TASK:
Look below for the line with "Read out every word on this page.". Extract that line and each one after it through the last, word for word.

[Records excerpted from a collection]
###
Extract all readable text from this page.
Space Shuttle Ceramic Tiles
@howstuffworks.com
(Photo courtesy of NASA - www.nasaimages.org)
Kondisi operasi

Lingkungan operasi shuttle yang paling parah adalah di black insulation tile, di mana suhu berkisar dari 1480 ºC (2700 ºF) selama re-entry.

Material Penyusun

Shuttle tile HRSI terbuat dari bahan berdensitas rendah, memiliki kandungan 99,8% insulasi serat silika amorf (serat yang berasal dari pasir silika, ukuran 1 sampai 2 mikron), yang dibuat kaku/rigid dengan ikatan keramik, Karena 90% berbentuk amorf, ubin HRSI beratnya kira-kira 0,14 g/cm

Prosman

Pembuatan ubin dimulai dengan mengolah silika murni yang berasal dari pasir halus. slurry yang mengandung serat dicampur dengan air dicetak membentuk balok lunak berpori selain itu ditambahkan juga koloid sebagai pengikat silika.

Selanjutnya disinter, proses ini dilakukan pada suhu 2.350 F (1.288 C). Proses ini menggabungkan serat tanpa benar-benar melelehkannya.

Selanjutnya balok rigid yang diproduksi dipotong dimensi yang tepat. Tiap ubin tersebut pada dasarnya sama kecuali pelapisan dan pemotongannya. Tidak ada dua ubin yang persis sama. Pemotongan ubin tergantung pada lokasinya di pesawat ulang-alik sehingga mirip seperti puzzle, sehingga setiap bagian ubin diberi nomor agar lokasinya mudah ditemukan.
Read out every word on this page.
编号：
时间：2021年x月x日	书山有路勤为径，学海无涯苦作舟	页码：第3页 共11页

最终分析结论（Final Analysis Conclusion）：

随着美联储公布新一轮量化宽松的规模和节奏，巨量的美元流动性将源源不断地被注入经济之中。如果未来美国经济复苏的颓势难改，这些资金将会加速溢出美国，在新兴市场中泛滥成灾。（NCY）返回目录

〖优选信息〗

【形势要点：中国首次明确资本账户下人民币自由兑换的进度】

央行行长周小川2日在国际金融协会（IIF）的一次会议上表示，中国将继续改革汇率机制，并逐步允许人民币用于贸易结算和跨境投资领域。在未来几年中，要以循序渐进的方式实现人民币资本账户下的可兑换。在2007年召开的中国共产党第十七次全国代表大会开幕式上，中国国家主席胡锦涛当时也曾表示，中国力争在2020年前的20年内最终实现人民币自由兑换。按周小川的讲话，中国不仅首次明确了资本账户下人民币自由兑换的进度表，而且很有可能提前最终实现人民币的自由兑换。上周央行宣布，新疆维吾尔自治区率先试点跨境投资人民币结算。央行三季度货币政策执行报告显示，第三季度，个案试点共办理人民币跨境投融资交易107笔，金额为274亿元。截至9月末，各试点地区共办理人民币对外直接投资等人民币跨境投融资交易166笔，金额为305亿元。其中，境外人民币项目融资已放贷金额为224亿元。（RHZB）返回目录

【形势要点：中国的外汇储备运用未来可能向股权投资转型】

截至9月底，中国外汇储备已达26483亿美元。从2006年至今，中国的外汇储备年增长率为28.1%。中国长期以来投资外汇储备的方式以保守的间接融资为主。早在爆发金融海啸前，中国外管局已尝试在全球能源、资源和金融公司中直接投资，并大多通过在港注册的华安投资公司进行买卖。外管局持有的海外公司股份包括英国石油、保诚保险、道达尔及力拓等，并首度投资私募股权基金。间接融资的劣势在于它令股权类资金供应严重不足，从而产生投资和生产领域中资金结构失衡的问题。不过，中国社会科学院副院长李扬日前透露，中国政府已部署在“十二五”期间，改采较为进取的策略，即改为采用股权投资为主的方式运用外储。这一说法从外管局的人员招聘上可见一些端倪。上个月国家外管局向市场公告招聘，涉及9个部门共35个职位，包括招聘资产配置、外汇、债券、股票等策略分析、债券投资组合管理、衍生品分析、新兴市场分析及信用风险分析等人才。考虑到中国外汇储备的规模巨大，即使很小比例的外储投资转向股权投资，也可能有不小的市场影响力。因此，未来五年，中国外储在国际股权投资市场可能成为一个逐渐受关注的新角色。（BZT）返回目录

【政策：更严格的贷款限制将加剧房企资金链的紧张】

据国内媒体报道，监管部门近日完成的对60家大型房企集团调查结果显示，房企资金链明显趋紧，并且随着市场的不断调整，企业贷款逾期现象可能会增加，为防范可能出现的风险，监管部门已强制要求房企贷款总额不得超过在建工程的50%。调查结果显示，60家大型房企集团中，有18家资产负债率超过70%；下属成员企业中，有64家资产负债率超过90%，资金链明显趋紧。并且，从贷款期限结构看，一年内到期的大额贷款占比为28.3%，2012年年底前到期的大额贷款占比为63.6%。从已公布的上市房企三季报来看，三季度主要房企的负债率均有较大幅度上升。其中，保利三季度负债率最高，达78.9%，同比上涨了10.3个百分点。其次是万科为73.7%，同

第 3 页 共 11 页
###
FINISHED TASK:
Read out every word on this page.
编号：
时间：2021年x月x日	书山有路勤为径，学海无涯苦作舟	页码：第3页 共11页

最终分析结论（Final Analysis Conclusion）：

随着美联储公布新一轮量化宽松的规模和节奏，巨量的美元流动性将源源不断地被注入经济之中。如果未来美国经济复苏的颓势难改，这些资金将会加速溢出美国，在新兴市场中泛滥成灾。（NCY）返回目录

〖优选信息〗

【形势要点：中国首次明确资本账户下人民币自由兑换的进度】

央行行长周小川2日在国际金融协会（IIF）的一次会议上表示，中国将继续改革汇率机制，并逐步允许人民币用于贸易结算和跨境投资领域。在未来几年中，要以循序渐进的方式实现人民币资本账户下的可兑换。在2007年召开的中国共产党第十七次全国代表大会开幕式上，中国国家主席胡锦涛当时也曾表示，中国力争在2020年前的20年内最终实现人民币自由兑换。按周小川的讲话，中国不仅首次明确了资本账户下人民币自由兑换的进度表，而且很有可能提前最终实现人民币的自由兑换。上周央行宣布，新疆维吾尔自治区率先试点跨境投资人民币结算。央行三季度货币政策执行报告显示，第三季度，个案试点共办理人民币跨境投融资交易107笔，金额为274亿元。截至9月末，各试点地区共办理人民币对外直接投资等人民币跨境投融资交易166笔，金额为305亿元。其中，境外人民币项目融资已放贷金额为224亿元。（RHZB）返回目录

【形势要点：中国的外汇储备运用未来可能向股权投资转型】

截至9月底，中国外汇储备已达26483亿美元。从2006年至今，中国的外汇储备年增长率为28.1%。中国长期以来投资外汇储备的方式以保守的间接融资为主。早在爆发金融海啸前，中国外管局已尝试在全球能源、资源和金融公司中直接投资，并大多通过在港注册的华安投资公司进行买卖。外管局持有的海外公司股份包括英国石油、保诚保险、道达尔及力拓等，并首度投资私募股权基金。间接融资的劣势在于它令股权类资金供应严重不足，从而产生投资和生产领域中资金结构失衡的问题。不过，中国社会科学院副院长李扬日前透露，中国政府已部署在“十二五”期间，改采较为进取的策略，即改为采用股权投资为主的方式运用外储。这一说法从外管局的人员招聘上可见一些端倪。上个月国家外管局向市场公告招聘，涉及9个部门共35个职位，包括招聘资产配置、外汇、债券、股票等策略分析、债券投资组合管理、衍生品分析、新兴市场分析及信用风险分析等人才。考虑到中国外汇储备的规模巨大，即使很小比例的外储投资转向股权投资，也可能有不小的市场影响力。因此，未来五年，中国外储在国际股权投资市场可能成为一个逐渐受关注的新角色。（BZT）返回目录

【政策：更严格的贷款限制将加剧房企资金链的紧张】

据国内媒体报道，监管部门近日完成的对60家大型房企集团调查结果显示，房企资金链明显趋紧，并且随着市场的不断调整，企业贷款逾期现象可能会增加，为防范可能出现的风险，监管部门已强制要求房企贷款总额不得超过在建工程的50%。调查结果显示，60家大型房企集团中，有18家资产负债率超过70%；下属成员企业中，有64家资产负债率超过90%，资金链明显趋紧。并且，从贷款期限结构看，一年内到期的大额贷款占比为28.3%，2012年年底前到期的大额贷款占比为63.6%。从已公布的上市房企三季报来看，三季度主要房企的负债率均有较大幅度上升。其中，保利三季度负债率最高，达78.9%，同比上涨了10.3个百分点。其次是万科为73.7%，同

第 3 页 共 11 页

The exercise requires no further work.